- **The tasks**:
(1) Answer these questions from the research paper assignment, one line each:
(a) When is the first draft due?
(b) How many scholarly articles must undergraduates find?
(c) On which pages of Bourhis, et al. (2009) are the communication journals listed?
(2) Quote the research paper assignment word for word, starting with "Research Paper Assignment" and going on through "enhance your professional life.".
(3) List every deadline in the research paper assignment, with what is due and when.

-- Start Document excerpt --

Research Paper Assignment

Topic proposal due at the start of class on Thursday, October 2
First draft due at the start of class on Thursday, November 13
Paper due at the start of class on Thursday, December 11

Whether you are working toward a bachelors degree or a masters degree, your education shouldn't be merely another set of hoops to jump through. Instead, this education ought to actually be of service to you in your professional life. Toward that end, this assignment gives you the opportunity to explore the extent to which communication study may enhance your professional life.

Undergraduates

Choose a topic related to organizational communication that you are interested in. Now narrow that topic to a specific question whose answer you think will be useful in your professional life. Find three scholarly articles related to this question, at least one of which must be in a communication journal listed on pages 10-11 of Bourhis, et al. (2009) or clearly indicate that the author is a communication scholar. You now have two tasks in the paper: 1) explain the answers these articles give for your research question and 2) critique those answers. That is, do those answers make sense to you in terms of your own lived experience?   You will hand in your three articles with your final paper.

Graduate Students

OPTION A: Choose a topic related to organizational communication that you are interested in. Now narrow that topic to a specific question whose answer you think will be useful in your professional life. Find articles related to this question in scholarly communication or management journals. You now have two tasks in the paper: 1) explain the answers these articles give for your research question and 2) critique those answers. That is, do those answers make sense to you in terms of your own lived experience?

OPTION B: Analyze and critique a workplace in terms of one of the metaphors we have discussed in class or a metaphor of your choice.  The product of that approach should be an ethnography as one of Van Mannen’s three kinds of “tales,” or as a critical tale, as discussed in class.  This option also requires you to identify a specific question whose answer you think will be useful in your professional life and answer it in terms of how the workplace you choose enacts the metaphor you choose.

To select a topic

Begin by asking yourself what aspects of organizational communication or communication situations in the organizational setting you find particularly problematic or interesting. The assignment will be most useful to you if you can use it to help solve a real-life problem.  The question you seek to answer should be:

• Focused and specific, not a broad area of research like “how do you motivate employees?” or “how do you deal with conflict?” Instead, you would choose a more focused question related to motivation or conflict.

• Clearly linked to communication in the organizational setting.  That is, topics that aren’t about organizational life are inappropriate, as are topics that aren’t explicitly linked to communication.  I can help you shape your topic to meet this requirement.

-- End Document excerpt --
-- Start Dataset content --

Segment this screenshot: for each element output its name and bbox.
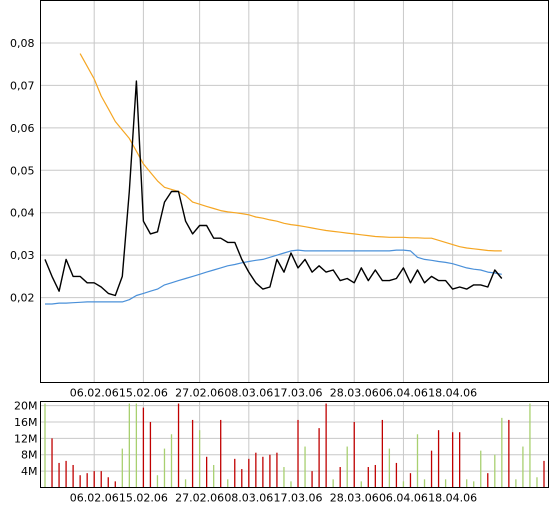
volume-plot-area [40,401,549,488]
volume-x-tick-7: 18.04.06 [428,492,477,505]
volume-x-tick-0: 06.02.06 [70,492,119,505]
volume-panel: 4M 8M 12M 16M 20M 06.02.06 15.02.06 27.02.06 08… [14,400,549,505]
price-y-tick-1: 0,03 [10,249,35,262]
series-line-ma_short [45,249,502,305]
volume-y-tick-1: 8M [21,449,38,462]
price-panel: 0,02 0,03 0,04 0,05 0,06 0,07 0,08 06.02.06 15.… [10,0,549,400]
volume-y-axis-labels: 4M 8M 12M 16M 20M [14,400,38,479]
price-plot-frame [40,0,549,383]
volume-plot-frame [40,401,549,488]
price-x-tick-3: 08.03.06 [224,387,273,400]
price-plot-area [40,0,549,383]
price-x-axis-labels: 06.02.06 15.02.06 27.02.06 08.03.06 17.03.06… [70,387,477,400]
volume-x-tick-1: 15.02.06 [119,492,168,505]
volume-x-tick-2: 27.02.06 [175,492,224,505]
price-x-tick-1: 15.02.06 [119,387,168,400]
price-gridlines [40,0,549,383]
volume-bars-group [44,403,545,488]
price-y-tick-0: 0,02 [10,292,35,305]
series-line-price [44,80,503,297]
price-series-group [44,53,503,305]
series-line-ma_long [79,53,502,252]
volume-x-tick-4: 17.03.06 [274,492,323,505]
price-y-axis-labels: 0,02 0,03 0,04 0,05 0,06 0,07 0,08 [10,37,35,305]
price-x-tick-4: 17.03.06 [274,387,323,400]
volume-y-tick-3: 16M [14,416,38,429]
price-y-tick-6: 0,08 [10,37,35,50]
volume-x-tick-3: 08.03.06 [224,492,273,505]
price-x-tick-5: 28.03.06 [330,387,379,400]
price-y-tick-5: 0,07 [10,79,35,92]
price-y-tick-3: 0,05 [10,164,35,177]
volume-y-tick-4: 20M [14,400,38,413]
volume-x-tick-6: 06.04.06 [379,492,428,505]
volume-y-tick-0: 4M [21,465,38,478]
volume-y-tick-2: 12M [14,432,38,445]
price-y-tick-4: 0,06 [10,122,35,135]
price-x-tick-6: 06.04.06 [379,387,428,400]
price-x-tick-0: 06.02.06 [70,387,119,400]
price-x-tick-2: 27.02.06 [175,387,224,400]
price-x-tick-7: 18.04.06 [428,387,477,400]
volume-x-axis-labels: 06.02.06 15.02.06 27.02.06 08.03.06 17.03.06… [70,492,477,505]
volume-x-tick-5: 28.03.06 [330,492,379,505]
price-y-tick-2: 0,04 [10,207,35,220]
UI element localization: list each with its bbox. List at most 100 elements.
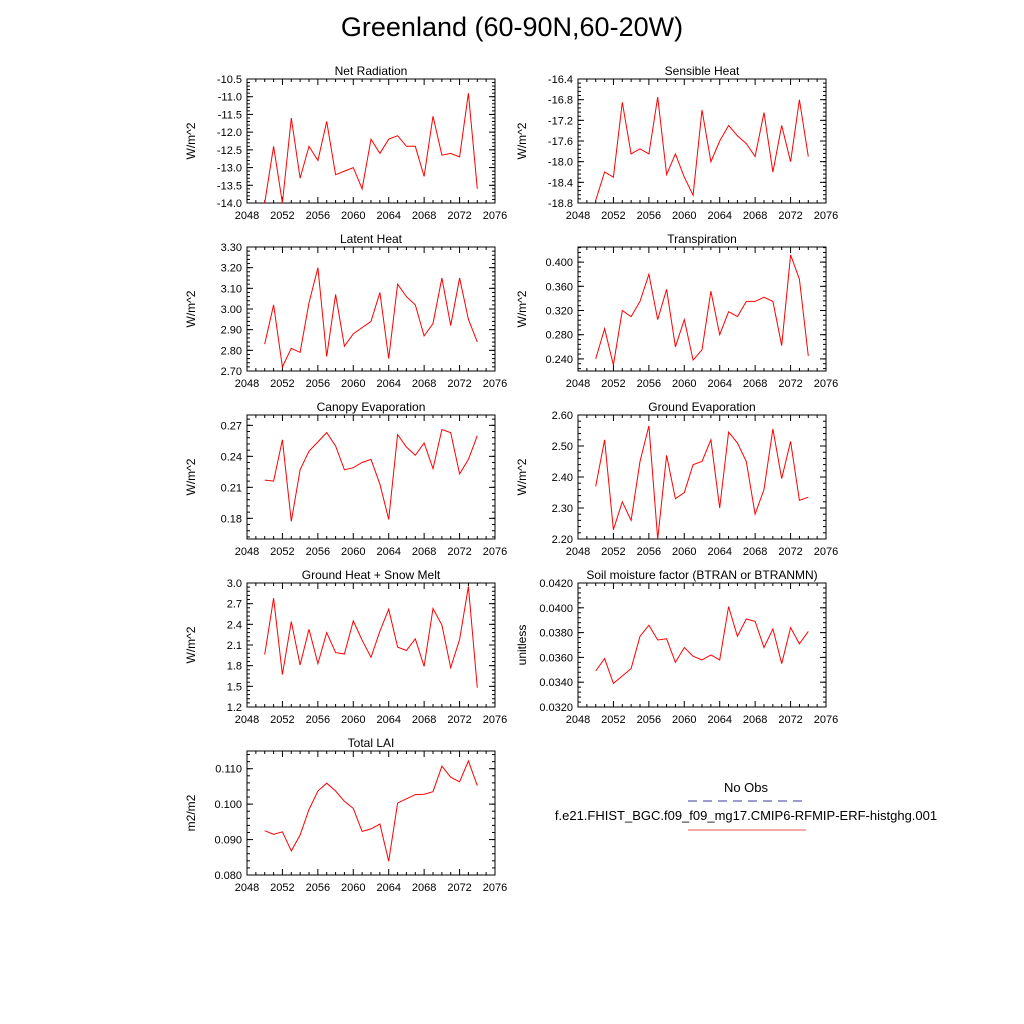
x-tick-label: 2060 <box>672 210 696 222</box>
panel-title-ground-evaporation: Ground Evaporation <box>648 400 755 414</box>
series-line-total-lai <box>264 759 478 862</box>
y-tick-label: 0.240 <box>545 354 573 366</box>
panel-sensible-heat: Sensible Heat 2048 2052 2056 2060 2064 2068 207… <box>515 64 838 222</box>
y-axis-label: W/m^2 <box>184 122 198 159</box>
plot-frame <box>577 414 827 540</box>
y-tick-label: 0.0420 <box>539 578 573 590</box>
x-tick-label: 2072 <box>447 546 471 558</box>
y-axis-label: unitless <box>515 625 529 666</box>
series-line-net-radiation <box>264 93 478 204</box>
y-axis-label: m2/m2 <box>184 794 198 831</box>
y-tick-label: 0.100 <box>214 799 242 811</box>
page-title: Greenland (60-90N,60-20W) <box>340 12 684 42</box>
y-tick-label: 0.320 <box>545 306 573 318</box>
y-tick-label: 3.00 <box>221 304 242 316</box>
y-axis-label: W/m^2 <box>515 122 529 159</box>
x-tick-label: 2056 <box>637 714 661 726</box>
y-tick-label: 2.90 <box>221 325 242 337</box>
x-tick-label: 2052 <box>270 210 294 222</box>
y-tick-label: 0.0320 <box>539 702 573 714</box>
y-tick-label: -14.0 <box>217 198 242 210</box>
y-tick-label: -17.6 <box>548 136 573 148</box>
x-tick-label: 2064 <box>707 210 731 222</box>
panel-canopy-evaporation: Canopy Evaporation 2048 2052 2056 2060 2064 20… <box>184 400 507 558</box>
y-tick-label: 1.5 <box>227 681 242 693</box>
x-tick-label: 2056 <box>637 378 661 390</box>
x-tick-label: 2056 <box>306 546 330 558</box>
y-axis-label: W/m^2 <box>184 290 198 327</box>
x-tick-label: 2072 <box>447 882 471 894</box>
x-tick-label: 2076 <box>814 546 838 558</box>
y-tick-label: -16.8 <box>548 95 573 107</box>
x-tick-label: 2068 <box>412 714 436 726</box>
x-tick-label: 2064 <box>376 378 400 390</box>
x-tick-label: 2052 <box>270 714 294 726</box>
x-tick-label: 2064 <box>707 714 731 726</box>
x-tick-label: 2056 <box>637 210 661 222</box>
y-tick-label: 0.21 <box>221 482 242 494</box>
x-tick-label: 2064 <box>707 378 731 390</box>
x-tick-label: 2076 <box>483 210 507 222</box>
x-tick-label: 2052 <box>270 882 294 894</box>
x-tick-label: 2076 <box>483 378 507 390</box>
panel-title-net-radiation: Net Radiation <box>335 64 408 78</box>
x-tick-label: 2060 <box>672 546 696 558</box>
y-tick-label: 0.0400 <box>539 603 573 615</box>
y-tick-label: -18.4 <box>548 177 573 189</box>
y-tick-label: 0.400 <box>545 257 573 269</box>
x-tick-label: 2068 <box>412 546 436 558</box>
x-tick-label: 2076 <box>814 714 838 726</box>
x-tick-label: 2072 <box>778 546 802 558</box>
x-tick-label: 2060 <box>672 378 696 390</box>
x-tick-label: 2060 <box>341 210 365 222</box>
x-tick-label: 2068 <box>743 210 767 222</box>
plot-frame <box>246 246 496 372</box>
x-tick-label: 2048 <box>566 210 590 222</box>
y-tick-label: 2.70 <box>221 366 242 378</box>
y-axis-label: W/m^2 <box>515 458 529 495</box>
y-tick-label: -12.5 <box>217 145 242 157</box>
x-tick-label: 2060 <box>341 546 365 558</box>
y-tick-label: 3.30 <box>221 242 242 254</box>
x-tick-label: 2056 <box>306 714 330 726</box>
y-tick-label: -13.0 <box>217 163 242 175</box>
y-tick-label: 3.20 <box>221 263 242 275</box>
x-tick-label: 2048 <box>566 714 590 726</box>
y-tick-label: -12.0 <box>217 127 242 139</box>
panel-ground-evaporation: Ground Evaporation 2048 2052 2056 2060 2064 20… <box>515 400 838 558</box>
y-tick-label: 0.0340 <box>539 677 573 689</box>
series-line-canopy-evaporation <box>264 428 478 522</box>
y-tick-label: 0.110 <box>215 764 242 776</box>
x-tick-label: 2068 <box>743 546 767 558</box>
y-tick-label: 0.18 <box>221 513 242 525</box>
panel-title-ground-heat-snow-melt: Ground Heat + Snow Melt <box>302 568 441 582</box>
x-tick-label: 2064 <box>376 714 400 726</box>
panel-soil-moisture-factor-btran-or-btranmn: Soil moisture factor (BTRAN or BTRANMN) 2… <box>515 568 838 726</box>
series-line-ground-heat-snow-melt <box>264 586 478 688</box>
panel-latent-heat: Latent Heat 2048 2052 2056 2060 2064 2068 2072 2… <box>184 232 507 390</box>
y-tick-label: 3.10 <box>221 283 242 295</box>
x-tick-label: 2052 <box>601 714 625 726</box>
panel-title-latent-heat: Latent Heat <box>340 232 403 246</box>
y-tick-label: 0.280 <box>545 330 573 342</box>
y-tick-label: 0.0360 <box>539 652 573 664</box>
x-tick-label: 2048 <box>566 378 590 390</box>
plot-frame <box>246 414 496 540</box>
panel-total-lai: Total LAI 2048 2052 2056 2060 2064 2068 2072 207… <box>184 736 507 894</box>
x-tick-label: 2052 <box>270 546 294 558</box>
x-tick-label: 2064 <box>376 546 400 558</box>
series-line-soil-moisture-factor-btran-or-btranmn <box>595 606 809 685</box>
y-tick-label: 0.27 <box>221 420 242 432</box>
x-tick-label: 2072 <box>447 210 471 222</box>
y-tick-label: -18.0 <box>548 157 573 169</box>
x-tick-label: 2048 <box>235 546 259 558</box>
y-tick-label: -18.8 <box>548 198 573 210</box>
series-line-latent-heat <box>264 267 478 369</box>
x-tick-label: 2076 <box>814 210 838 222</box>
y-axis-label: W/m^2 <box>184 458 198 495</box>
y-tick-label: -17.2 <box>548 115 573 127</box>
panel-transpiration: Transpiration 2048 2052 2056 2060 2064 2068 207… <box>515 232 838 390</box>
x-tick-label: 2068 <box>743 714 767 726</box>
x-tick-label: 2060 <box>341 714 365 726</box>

-- End Dataset content --

- **Exercise answers**:
(1)
(a) At the start of class on Thursday, November 13
(b) Three
(c) Pages 10-11

(2)
Research Paper Assignment

Topic proposal due at the start of class on Thursday, October 2
First draft due at the start of class on Thursday, November 13
Paper due at the start of class on Thursday, December 11

Whether you are working toward a bachelors degree or a masters degree, your education shouldn't be merely another set of hoops to jump through. Instead, this education ought to actually be of service to you in your professional life. Toward that end, this assignment gives you the opportunity to explore the extent to which communication study may enhance your professional life.

(3)
- Topic proposal: at the start of class on Thursday, October 2
- First draft: at the start of class on Thursday, November 13
- Paper: at the start of class on Thursday, December 11